### Aim
Find the string "ширина" in the data, then copy every line where it is found.

A run of records:
"""
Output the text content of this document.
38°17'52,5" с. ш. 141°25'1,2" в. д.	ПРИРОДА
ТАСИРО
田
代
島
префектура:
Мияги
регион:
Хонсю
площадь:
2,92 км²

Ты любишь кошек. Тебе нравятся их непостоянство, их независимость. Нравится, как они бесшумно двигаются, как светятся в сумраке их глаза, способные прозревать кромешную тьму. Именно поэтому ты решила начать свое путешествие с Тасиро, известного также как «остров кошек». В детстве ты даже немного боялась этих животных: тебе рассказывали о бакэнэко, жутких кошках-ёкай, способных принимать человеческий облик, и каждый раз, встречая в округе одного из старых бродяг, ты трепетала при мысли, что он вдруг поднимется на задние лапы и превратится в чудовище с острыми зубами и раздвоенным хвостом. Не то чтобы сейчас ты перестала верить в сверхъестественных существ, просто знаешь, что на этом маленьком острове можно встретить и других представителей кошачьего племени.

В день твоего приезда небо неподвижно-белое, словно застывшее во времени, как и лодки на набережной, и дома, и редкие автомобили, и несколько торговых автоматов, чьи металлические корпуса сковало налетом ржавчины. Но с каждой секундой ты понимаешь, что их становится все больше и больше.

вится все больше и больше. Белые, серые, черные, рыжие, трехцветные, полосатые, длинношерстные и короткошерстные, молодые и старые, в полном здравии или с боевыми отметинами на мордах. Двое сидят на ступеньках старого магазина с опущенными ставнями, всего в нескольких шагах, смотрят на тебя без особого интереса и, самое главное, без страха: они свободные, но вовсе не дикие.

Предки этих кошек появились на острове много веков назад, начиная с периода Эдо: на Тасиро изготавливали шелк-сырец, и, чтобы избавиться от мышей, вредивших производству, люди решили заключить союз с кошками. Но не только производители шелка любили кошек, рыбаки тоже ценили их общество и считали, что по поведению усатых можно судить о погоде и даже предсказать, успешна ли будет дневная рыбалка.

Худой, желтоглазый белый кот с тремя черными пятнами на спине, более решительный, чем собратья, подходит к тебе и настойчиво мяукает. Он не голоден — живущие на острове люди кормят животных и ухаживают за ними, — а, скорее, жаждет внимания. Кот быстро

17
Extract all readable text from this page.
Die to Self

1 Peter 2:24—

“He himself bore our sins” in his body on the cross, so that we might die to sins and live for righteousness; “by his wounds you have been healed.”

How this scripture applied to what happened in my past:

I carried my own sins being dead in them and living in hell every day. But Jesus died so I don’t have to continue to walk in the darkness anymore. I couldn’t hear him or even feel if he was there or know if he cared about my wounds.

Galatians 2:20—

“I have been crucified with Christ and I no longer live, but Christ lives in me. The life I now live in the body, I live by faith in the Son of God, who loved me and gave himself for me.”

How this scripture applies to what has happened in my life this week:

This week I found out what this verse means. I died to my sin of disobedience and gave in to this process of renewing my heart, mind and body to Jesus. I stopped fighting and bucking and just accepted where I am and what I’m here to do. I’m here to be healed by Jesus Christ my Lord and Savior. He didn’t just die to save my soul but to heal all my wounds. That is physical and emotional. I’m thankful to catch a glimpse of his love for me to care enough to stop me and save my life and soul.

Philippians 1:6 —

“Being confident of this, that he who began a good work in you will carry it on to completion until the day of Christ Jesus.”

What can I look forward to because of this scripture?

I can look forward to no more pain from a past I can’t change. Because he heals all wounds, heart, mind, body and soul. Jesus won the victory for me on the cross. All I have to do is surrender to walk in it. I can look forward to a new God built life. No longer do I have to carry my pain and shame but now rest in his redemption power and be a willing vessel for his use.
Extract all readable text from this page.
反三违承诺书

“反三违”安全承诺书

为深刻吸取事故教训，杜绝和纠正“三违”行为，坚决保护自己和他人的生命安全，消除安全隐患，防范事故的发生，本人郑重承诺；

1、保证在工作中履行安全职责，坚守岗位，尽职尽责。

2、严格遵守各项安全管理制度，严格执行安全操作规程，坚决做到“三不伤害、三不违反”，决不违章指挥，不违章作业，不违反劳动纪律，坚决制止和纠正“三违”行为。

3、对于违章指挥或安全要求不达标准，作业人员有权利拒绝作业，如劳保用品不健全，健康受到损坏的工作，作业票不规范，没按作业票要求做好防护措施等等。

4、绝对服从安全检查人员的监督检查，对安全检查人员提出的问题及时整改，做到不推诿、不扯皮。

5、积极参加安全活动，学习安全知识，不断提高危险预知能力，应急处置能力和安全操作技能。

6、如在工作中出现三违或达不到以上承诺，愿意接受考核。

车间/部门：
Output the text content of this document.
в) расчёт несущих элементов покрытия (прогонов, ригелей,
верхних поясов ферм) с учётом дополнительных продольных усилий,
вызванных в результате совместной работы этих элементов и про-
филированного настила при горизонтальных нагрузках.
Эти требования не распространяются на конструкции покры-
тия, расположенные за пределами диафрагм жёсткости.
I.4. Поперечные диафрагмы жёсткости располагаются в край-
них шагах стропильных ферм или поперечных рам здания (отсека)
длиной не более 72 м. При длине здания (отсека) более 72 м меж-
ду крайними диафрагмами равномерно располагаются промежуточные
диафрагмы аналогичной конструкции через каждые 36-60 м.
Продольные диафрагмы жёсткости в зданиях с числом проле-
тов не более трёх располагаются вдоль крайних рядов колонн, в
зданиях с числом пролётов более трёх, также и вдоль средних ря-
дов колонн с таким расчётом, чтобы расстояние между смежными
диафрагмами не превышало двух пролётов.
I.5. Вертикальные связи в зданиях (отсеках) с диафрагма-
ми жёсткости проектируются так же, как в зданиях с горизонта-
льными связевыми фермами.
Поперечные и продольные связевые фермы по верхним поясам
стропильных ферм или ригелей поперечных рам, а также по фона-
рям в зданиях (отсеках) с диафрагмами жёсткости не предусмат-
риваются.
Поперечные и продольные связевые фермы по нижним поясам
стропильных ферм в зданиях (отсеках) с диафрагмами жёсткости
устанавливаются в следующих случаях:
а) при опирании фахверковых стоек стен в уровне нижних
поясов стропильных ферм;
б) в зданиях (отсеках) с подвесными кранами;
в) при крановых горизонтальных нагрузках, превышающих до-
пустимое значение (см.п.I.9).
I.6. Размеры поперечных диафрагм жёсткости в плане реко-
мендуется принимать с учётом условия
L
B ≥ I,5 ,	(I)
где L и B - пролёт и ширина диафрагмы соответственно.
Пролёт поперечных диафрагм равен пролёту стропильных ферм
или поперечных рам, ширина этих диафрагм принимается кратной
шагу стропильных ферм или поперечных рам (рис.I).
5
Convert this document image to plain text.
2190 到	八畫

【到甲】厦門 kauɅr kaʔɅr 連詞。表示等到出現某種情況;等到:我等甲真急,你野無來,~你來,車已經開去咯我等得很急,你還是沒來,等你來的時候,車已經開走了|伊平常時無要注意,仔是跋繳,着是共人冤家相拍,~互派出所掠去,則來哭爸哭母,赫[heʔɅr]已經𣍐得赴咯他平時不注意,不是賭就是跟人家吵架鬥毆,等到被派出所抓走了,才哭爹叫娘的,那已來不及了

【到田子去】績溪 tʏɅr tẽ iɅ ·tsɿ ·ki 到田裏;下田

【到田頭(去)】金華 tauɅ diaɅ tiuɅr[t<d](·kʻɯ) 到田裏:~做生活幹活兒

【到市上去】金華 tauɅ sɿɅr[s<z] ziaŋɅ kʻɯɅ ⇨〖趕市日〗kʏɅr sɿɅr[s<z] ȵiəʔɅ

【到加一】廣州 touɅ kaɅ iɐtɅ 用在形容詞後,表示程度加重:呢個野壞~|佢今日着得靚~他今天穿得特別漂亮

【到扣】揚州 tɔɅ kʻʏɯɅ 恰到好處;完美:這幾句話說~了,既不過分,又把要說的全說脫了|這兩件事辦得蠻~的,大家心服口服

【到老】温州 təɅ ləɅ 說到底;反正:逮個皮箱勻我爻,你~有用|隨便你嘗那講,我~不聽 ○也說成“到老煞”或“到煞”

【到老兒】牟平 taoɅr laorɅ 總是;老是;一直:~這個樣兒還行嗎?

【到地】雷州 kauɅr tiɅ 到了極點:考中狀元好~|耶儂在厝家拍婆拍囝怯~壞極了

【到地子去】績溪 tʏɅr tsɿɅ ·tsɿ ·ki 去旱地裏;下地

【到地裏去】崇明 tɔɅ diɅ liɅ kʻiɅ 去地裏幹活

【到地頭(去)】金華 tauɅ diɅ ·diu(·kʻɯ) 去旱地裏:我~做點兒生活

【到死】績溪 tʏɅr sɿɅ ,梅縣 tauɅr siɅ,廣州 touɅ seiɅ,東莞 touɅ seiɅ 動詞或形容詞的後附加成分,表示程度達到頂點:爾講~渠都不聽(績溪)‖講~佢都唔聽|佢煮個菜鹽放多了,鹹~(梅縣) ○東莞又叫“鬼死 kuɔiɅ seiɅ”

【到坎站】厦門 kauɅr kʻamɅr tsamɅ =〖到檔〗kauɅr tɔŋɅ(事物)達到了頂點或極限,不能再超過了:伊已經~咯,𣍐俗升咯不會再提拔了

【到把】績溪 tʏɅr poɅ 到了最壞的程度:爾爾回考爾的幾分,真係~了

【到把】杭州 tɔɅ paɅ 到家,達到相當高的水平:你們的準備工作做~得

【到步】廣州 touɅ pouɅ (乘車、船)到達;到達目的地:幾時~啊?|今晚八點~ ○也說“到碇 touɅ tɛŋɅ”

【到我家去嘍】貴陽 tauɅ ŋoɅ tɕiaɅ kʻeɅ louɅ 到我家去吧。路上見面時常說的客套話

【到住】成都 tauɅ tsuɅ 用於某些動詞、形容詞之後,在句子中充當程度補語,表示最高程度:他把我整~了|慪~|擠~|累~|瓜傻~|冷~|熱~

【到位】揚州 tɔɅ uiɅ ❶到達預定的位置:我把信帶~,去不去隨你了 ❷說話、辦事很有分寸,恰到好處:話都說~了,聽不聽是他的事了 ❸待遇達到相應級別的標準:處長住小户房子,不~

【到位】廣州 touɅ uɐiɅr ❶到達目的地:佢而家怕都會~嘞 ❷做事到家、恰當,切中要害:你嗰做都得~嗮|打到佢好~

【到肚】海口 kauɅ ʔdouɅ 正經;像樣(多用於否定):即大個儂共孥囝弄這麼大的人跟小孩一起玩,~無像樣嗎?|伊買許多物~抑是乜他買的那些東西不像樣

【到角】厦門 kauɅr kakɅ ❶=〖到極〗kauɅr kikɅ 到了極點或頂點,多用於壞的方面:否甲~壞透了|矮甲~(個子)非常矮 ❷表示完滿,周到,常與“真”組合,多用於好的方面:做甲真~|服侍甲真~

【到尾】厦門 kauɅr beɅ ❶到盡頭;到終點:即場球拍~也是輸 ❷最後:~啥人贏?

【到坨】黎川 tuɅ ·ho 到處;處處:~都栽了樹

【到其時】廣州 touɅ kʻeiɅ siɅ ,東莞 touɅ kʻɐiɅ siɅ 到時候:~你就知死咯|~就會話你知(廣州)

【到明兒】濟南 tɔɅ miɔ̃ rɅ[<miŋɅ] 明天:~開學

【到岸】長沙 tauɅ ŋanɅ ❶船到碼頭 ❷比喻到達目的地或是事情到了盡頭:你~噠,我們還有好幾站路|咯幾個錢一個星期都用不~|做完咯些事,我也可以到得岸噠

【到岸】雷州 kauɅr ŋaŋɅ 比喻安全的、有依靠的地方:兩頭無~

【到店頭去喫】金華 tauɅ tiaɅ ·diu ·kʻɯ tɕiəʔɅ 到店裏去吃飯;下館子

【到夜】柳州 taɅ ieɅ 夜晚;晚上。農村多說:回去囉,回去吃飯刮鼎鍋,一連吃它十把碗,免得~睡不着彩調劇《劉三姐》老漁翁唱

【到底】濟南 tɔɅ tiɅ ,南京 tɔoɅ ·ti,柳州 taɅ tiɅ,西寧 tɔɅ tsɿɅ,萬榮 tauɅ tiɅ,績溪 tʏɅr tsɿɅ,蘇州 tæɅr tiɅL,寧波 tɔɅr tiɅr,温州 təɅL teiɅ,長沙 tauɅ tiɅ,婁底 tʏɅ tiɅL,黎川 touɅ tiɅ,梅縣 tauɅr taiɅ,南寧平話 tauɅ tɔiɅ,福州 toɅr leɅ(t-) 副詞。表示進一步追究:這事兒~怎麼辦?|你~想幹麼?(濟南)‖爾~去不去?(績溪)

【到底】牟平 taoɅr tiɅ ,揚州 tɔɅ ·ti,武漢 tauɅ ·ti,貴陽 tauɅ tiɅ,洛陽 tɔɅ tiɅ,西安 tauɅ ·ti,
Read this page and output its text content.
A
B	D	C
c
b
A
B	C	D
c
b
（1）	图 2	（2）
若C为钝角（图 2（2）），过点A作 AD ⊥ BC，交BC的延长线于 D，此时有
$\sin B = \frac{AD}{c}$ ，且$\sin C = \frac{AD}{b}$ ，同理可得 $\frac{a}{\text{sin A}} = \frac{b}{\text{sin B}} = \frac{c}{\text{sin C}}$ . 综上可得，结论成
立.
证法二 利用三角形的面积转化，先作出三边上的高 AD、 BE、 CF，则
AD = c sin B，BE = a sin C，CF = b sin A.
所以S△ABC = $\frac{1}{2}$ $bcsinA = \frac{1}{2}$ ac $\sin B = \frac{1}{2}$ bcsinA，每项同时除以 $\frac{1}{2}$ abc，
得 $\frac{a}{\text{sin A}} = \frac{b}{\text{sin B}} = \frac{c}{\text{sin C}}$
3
"""
### Finished task
где L и B - пролёт и ширина диафрагмы соответственно.
или поперечных рам, ширина этих диафрагм принимается кратной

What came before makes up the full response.